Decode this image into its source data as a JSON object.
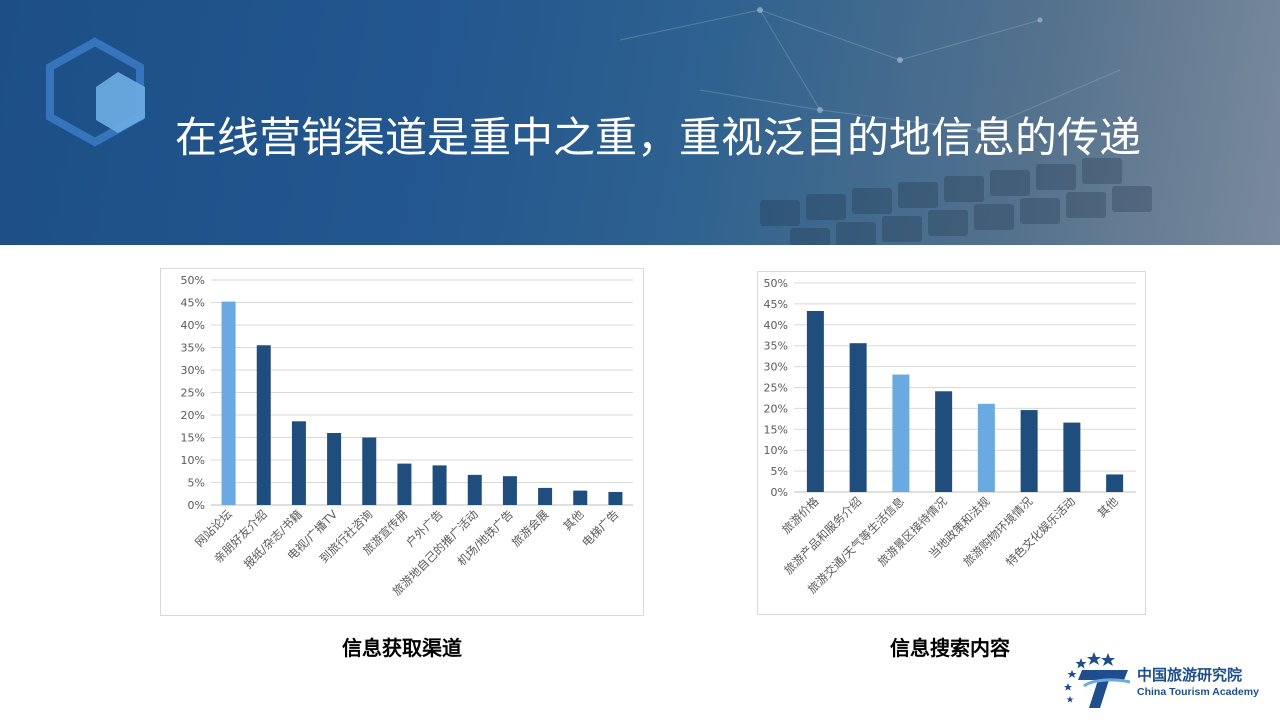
{
  "slide": {
    "title": "在线营销渠道是重中之重，重视泛目的地信息的传递"
  },
  "colors": {
    "dark_bar": "#1f4e7e",
    "light_bar": "#6aaae0",
    "banner": "#1d4f86"
  },
  "chart_data": [
    {
      "type": "bar",
      "title": "信息获取渠道",
      "categories": [
        "网站论坛",
        "亲朋好友介绍",
        "报纸/杂志/书籍",
        "电视/广播TV",
        "到旅行社咨询",
        "旅游宣传册",
        "户外广告",
        "旅游地自己的推广活动",
        "机场/地铁广告",
        "旅游会展",
        "其他",
        "电梯广告"
      ],
      "values": [
        45.2,
        35.5,
        18.6,
        16.0,
        15.0,
        9.2,
        8.8,
        6.7,
        6.4,
        3.8,
        3.2,
        2.9
      ],
      "highlight": [
        true,
        false,
        false,
        false,
        false,
        false,
        false,
        false,
        false,
        false,
        false,
        false
      ],
      "ylim": [
        0,
        50
      ],
      "yticks": [
        "0%",
        "5%",
        "10%",
        "15%",
        "20%",
        "25%",
        "30%",
        "35%",
        "40%",
        "45%",
        "50%"
      ],
      "grid": true,
      "xlabel": "",
      "ylabel": ""
    },
    {
      "type": "bar",
      "title": "信息搜索内容",
      "categories": [
        "旅游价格",
        "旅游产品和服务介绍",
        "旅游交通/天气等生活信息",
        "旅游景区接待情况",
        "当地政策和法规",
        "旅游购物环境情况",
        "特色文化娱乐活动",
        "其他"
      ],
      "values": [
        43.3,
        35.6,
        28.1,
        24.1,
        21.1,
        19.6,
        16.6,
        4.2
      ],
      "highlight": [
        false,
        false,
        true,
        false,
        true,
        false,
        false,
        false
      ],
      "ylim": [
        0,
        50
      ],
      "yticks": [
        "0%",
        "5%",
        "10%",
        "15%",
        "20%",
        "25%",
        "30%",
        "35%",
        "40%",
        "45%",
        "50%"
      ],
      "grid": true,
      "xlabel": "",
      "ylabel": ""
    }
  ],
  "logo": {
    "cn": "中国旅游研究院",
    "en": "China Tourism Academy"
  }
}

◆ **WHAT TO PRODUCE**:
Repeat the entries exactly and keep the pictures out of the copy.

◆ **RESULT FOR THIS EXERCISE**:
Decode this image into its source data as a JSON object.
{
  "slide": {
    "title": "在线营销渠道是重中之重，重视泛目的地信息的传递"
  },
  "colors": {
    "dark_bar": "#1f4e7e",
    "light_bar": "#6aaae0",
    "banner": "#1d4f86"
  },
  "chart_data": [
    {
      "type": "bar",
      "title": "信息获取渠道",
      "categories": [
        "网站论坛",
        "亲朋好友介绍",
        "报纸/杂志/书籍",
        "电视/广播TV",
        "到旅行社咨询",
        "旅游宣传册",
        "户外广告",
        "旅游地自己的推广活动",
        "机场/地铁广告",
        "旅游会展",
        "其他",
        "电梯广告"
      ],
      "values": [
        45.2,
        35.5,
        18.6,
        16.0,
        15.0,
        9.2,
        8.8,
        6.7,
        6.4,
        3.8,
        3.2,
        2.9
      ],
      "highlight": [
        true,
        false,
        false,
        false,
        false,
        false,
        false,
        false,
        false,
        false,
        false,
        false
      ],
      "ylim": [
        0,
        50
      ],
      "yticks": [
        "0%",
        "5%",
        "10%",
        "15%",
        "20%",
        "25%",
        "30%",
        "35%",
        "40%",
        "45%",
        "50%"
      ],
      "grid": true,
      "xlabel": "",
      "ylabel": ""
    },
    {
      "type": "bar",
      "title": "信息搜索内容",
      "categories": [
        "旅游价格",
        "旅游产品和服务介绍",
        "旅游交通/天气等生活信息",
        "旅游景区接待情况",
        "当地政策和法规",
        "旅游购物环境情况",
        "特色文化娱乐活动",
        "其他"
      ],
      "values": [
        43.3,
        35.6,
        28.1,
        24.1,
        21.1,
        19.6,
        16.6,
        4.2
      ],
      "highlight": [
        false,
        false,
        true,
        false,
        true,
        false,
        false,
        false
      ],
      "ylim": [
        0,
        50
      ],
      "yticks": [
        "0%",
        "5%",
        "10%",
        "15%",
        "20%",
        "25%",
        "30%",
        "35%",
        "40%",
        "45%",
        "50%"
      ],
      "grid": true,
      "xlabel": "",
      "ylabel": ""
    }
  ],
  "logo": {
    "cn": "中国旅游研究院",
    "en": "China Tourism Academy"
  }
}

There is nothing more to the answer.